Work instructions >> Rename "checkbox-label" to "option-label" in everything from the line containing "Element localization: list" down to the line containing "credit-card-icon <box>33 424 69 450</box>", and leave the rest of those lines unchanged. Return only those lines of the data.

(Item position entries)
------------------------
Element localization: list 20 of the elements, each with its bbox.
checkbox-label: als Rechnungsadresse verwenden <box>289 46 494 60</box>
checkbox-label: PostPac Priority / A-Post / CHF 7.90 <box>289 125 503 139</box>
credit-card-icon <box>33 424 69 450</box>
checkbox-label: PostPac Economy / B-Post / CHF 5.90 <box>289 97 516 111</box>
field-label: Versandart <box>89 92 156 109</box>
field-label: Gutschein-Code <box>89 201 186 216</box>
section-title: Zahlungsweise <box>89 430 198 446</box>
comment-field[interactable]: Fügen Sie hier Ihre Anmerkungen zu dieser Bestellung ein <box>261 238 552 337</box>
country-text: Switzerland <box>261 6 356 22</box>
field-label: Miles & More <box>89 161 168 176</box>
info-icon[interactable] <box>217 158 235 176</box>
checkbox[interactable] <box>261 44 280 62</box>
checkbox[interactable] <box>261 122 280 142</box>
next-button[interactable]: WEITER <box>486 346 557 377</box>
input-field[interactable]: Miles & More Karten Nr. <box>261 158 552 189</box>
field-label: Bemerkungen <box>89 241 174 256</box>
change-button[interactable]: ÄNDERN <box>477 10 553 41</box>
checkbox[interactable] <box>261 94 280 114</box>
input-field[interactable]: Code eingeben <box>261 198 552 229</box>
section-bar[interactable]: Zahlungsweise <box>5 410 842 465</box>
------------------------
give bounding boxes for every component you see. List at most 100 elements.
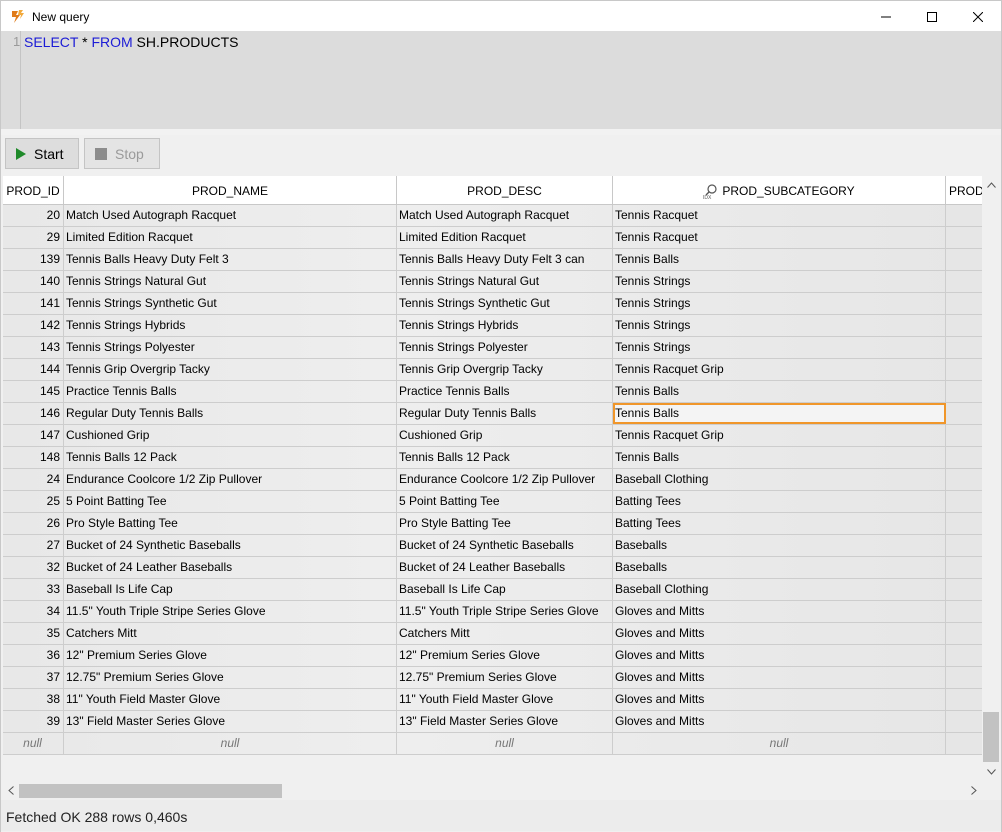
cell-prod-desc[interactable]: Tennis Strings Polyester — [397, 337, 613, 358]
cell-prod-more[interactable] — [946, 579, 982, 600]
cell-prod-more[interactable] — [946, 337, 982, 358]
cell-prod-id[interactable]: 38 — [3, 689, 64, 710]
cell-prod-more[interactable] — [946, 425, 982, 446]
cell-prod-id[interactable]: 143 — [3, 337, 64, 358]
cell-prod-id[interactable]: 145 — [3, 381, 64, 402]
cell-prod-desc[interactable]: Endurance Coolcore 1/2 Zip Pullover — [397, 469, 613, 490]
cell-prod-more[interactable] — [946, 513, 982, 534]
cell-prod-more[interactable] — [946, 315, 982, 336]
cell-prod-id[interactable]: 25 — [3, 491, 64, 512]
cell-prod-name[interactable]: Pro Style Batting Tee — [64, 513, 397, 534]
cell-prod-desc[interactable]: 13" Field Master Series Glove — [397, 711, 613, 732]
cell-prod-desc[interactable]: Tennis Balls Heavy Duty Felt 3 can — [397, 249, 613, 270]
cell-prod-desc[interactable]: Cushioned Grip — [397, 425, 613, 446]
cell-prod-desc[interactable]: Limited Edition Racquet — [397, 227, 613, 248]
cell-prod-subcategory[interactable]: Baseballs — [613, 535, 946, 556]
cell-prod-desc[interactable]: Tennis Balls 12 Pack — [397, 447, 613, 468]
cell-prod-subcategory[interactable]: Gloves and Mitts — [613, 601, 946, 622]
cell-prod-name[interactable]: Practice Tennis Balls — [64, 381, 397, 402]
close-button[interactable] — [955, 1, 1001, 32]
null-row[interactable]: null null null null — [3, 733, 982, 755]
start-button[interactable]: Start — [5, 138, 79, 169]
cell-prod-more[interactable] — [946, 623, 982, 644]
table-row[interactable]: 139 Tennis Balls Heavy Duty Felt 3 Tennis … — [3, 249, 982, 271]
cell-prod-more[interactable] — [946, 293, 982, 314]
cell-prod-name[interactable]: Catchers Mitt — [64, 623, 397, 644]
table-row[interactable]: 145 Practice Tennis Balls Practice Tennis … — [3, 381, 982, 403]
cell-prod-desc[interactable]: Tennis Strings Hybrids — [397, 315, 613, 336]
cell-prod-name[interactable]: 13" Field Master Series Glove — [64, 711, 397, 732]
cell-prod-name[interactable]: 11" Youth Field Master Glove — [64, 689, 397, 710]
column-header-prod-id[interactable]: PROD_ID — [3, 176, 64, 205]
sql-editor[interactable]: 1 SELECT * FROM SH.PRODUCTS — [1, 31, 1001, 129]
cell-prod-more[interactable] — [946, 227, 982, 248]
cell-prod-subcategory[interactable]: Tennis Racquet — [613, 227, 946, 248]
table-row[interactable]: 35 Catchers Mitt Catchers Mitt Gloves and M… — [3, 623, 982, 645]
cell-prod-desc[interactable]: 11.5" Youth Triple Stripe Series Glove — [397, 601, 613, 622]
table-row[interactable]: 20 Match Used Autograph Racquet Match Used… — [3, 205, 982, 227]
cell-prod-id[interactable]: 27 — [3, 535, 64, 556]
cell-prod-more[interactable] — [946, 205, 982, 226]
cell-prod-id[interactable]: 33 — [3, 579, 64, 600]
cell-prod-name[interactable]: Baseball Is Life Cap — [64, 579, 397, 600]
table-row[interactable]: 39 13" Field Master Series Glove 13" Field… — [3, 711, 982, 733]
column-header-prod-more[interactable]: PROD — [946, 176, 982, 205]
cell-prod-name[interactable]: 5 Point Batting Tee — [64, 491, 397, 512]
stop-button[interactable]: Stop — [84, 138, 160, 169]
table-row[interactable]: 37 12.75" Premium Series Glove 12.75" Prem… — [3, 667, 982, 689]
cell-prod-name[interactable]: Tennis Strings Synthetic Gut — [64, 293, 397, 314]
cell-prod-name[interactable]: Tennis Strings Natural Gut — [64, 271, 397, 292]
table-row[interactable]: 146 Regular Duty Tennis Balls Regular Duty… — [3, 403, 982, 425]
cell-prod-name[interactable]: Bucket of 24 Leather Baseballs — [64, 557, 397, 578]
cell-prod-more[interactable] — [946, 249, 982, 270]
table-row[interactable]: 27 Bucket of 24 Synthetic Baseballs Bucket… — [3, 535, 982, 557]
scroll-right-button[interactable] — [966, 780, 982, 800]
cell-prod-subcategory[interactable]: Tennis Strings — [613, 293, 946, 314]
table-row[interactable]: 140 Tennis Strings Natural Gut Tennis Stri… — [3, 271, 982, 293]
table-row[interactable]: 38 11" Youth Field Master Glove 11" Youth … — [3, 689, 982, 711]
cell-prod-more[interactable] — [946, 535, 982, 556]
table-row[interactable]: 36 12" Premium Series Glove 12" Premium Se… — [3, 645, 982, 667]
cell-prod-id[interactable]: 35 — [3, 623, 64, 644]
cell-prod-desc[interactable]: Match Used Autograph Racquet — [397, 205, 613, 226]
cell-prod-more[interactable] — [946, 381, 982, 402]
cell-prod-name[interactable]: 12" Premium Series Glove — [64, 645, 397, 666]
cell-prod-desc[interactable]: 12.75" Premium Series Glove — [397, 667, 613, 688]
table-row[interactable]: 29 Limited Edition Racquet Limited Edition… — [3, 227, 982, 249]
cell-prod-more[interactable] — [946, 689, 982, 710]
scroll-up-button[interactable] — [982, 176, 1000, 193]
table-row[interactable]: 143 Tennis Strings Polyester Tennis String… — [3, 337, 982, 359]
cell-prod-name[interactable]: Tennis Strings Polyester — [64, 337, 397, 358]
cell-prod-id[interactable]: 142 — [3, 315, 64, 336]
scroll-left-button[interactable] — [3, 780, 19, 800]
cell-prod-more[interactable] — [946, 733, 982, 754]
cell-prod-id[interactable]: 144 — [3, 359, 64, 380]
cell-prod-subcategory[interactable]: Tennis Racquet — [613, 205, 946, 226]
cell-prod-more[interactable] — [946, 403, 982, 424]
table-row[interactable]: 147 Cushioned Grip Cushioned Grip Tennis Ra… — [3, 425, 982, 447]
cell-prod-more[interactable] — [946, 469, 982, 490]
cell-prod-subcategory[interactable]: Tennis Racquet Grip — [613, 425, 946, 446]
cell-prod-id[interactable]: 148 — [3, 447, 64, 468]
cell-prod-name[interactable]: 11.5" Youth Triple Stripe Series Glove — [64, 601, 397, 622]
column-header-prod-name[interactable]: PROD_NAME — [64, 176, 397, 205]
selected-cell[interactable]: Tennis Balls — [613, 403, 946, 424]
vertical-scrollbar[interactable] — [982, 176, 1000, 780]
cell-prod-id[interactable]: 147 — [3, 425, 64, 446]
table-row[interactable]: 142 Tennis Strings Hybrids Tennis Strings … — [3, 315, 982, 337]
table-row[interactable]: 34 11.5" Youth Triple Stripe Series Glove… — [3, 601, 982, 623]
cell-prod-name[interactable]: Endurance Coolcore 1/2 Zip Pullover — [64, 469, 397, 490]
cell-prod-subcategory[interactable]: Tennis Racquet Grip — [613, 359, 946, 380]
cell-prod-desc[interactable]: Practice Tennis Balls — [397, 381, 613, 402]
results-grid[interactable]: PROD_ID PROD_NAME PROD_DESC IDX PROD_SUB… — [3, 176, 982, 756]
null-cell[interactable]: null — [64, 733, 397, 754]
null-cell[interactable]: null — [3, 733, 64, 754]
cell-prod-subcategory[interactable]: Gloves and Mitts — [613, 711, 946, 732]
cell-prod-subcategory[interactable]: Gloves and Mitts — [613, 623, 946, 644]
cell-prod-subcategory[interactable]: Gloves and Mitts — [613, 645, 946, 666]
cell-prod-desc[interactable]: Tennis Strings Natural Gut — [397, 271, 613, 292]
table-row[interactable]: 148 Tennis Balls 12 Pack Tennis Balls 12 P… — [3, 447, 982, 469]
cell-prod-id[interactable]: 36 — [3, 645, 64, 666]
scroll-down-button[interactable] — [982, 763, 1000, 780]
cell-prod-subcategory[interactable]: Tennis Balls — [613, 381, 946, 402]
------------------------
Result of this exercise >>
Element localization: list 20 of the elements, each with its bbox.
option-label: als Rechnungsadresse verwenden <box>289 46 494 60</box>
option-label: PostPac Priority / A-Post / CHF 7.90 <box>289 125 503 139</box>
credit-card-icon <box>33 424 69 450</box>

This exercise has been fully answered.